▶ Required work:
State how many lines in the records hold the word "temps", giving the number and no other text.

▶ Records for this task:
◇ ◇ ◇

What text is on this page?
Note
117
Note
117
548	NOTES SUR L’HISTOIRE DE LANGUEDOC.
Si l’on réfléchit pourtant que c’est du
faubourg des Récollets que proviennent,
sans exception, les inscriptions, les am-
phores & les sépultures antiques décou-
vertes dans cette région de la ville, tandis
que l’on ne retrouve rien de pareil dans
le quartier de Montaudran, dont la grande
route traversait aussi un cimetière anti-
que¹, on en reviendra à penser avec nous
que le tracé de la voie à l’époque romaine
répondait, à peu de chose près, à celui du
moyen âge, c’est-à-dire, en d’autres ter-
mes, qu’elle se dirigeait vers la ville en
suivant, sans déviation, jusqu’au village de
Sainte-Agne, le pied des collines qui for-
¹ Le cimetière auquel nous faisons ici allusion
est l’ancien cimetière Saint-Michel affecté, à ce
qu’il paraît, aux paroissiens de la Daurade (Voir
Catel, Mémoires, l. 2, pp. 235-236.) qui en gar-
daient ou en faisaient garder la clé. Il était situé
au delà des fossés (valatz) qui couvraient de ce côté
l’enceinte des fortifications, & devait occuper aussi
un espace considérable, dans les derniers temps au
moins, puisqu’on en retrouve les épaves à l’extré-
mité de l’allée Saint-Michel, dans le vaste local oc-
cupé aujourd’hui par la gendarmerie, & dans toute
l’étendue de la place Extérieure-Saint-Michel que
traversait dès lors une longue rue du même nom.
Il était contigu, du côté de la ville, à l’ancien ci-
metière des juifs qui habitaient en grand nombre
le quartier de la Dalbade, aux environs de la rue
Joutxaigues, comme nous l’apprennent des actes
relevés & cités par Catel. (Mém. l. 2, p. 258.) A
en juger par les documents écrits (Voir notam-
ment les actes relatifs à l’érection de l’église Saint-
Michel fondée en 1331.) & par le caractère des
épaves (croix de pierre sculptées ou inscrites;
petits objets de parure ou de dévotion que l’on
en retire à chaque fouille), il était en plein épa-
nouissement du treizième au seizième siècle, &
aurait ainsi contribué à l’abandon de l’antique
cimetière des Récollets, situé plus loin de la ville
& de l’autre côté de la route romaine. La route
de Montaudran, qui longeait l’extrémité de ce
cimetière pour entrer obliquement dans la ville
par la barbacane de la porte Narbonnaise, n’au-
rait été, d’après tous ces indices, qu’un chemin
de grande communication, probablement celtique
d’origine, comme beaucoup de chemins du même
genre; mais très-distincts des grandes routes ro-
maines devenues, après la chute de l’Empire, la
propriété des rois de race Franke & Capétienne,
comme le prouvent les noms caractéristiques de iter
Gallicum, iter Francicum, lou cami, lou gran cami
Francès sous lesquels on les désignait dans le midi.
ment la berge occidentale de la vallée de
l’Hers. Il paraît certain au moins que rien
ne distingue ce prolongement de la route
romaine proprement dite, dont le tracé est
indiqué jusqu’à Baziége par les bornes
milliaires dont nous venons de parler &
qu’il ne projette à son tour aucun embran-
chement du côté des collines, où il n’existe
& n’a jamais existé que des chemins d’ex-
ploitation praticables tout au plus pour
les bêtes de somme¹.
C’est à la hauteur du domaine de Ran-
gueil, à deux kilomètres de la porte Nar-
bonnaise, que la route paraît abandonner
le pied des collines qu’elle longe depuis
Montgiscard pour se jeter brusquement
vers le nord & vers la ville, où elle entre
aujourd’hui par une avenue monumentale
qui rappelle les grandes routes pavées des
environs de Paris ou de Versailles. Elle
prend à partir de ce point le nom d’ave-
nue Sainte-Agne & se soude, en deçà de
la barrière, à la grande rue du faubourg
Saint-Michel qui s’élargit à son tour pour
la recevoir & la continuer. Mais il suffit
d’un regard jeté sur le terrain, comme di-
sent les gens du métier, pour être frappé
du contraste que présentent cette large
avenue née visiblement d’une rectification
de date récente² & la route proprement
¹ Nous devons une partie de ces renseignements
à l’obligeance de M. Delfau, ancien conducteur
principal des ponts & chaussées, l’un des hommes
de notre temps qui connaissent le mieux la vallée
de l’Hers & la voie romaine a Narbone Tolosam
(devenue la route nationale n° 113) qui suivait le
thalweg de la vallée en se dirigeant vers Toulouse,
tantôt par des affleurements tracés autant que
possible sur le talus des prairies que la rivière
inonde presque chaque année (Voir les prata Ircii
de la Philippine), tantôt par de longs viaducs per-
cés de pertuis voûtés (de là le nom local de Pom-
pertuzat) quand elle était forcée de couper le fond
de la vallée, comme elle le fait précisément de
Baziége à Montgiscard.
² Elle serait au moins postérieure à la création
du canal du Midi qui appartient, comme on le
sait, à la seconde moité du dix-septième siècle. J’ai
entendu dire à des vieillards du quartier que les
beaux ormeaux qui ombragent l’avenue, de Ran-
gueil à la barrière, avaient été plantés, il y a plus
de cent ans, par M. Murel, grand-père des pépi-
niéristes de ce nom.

◇ ◇ ◇

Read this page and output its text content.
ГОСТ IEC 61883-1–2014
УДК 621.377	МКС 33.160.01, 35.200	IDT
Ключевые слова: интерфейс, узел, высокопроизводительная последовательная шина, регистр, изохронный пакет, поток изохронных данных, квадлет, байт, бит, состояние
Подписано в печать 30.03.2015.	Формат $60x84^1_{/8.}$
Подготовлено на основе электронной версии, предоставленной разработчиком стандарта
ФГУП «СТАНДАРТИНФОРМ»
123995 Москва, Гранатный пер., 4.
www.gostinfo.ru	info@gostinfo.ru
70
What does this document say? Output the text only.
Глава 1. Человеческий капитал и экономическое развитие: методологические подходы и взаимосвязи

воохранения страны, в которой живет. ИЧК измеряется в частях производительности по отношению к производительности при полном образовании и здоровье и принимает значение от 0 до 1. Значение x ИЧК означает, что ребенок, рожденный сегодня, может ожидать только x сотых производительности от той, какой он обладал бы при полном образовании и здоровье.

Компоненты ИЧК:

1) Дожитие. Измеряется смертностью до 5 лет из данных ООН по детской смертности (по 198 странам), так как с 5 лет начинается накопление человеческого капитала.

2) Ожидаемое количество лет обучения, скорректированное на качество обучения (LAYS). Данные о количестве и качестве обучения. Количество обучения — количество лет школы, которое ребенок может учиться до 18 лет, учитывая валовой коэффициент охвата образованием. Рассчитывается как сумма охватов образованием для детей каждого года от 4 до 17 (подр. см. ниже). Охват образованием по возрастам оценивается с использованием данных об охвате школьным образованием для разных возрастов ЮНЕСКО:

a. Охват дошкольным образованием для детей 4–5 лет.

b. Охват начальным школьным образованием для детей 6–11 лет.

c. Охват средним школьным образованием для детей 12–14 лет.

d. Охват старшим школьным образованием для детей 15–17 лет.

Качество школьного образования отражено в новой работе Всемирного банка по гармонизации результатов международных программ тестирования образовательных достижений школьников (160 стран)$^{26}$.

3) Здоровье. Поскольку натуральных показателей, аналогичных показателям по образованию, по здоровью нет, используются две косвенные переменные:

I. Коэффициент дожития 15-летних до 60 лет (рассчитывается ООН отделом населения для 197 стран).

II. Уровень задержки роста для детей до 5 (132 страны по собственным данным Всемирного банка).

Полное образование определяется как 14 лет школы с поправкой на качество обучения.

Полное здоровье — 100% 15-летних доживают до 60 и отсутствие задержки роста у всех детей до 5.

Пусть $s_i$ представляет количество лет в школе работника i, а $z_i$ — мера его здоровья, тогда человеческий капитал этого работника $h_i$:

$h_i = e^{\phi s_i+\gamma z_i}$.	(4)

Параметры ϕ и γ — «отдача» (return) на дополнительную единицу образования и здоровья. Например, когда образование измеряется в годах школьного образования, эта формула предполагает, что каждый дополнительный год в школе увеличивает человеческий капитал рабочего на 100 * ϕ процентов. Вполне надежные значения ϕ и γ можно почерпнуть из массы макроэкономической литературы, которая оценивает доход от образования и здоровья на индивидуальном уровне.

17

◇ ◇ ◇

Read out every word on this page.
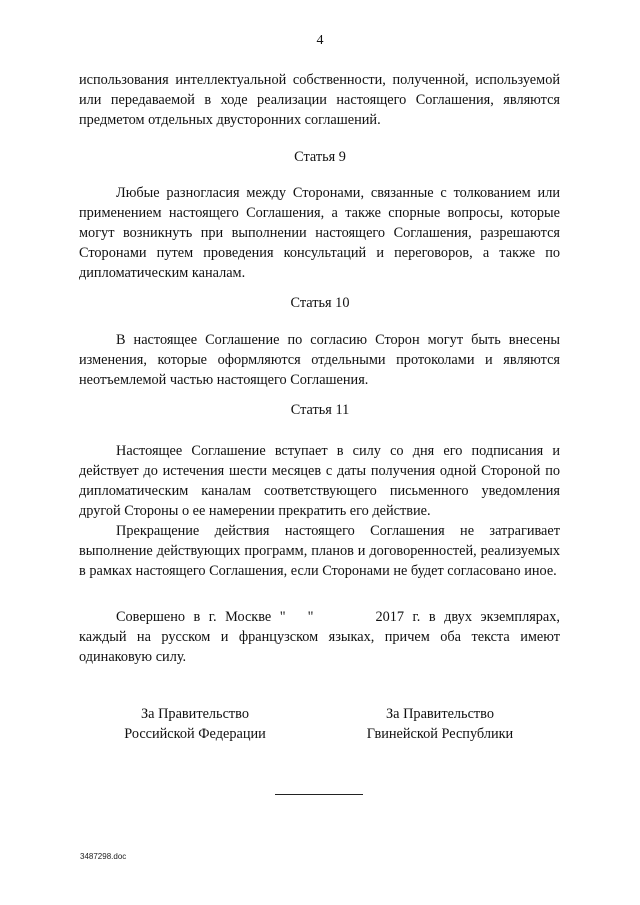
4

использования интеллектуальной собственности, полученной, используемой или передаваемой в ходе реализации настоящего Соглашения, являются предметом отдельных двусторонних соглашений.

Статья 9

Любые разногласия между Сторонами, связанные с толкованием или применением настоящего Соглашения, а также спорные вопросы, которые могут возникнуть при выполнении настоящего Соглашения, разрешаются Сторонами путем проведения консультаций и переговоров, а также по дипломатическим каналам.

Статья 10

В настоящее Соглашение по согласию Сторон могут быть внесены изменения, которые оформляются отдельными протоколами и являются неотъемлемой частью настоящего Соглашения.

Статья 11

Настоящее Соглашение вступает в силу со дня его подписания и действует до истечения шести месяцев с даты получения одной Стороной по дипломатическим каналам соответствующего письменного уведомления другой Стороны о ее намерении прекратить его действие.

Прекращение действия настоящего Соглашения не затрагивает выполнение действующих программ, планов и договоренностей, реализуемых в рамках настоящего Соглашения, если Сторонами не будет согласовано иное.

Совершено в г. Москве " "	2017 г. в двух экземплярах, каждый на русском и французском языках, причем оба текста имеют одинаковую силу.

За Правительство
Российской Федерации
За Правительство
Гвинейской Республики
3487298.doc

◇ ◇ ◇

▶ Exercise solution:
2